What is needed — Copy out the data below as written; omit any images.

Material for this task —
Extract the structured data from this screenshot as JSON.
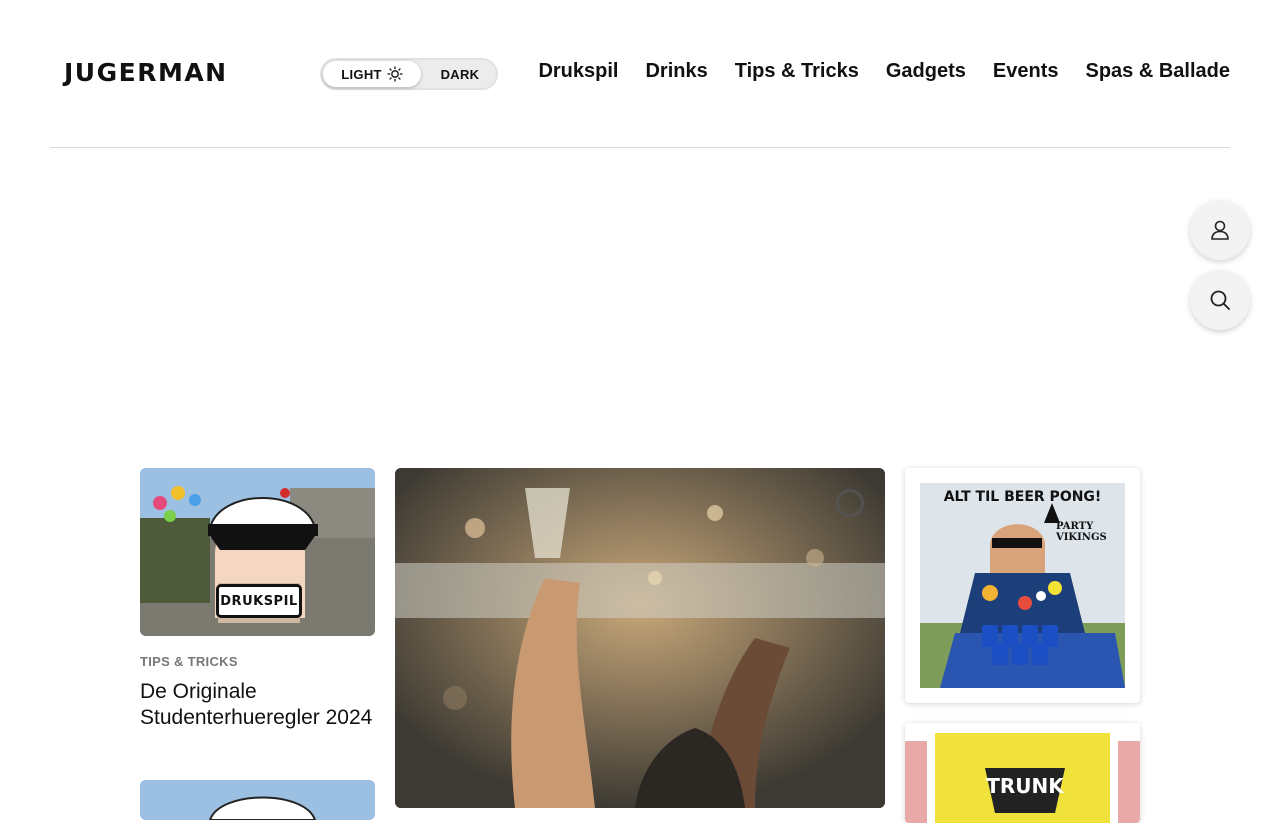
{
  "brand": {
    "logo_text": "JUGERMAN"
  },
  "theme_toggle": {
    "light_label": "LIGHT",
    "dark_label": "DARK",
    "selected": "LIGHT"
  },
  "nav": {
    "items": [
      "Drukspil",
      "Drinks",
      "Tips & Tricks",
      "Gadgets",
      "Events",
      "Spas & Ballade"
    ]
  },
  "floating_buttons": {
    "user_icon": "user-icon",
    "search_icon": "search-icon"
  },
  "articles": [
    {
      "category": "TIPS & TRICKS",
      "title": "De Originale Studenterhueregler 2024",
      "thumb_label": "DRUKSPIL"
    }
  ],
  "ads": [
    {
      "headline": "ALT TIL BEER PONG!",
      "brand_line1": "PARTY",
      "brand_line2": "VIKINGS"
    },
    {
      "headline": "TRUNK"
    }
  ],
  "colors": {
    "text": "#111111",
    "category": "#777777",
    "divider": "#d8d8d8",
    "cup_blue": "#1d4fc4"
  }
}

Worked answer —
Extract the structured data from this screenshot as JSON.
{
  "brand": {
    "logo_text": "JUGERMAN"
  },
  "theme_toggle": {
    "light_label": "LIGHT",
    "dark_label": "DARK",
    "selected": "LIGHT"
  },
  "nav": {
    "items": [
      "Drukspil",
      "Drinks",
      "Tips & Tricks",
      "Gadgets",
      "Events",
      "Spas & Ballade"
    ]
  },
  "floating_buttons": {
    "user_icon": "user-icon",
    "search_icon": "search-icon"
  },
  "articles": [
    {
      "category": "TIPS & TRICKS",
      "title": "De Originale Studenterhueregler 2024",
      "thumb_label": "DRUKSPIL"
    }
  ],
  "ads": [
    {
      "headline": "ALT TIL BEER PONG!",
      "brand_line1": "PARTY",
      "brand_line2": "VIKINGS"
    },
    {
      "headline": "TRUNK"
    }
  ],
  "colors": {
    "text": "#111111",
    "category": "#777777",
    "divider": "#d8d8d8",
    "cup_blue": "#1d4fc4"
  }
}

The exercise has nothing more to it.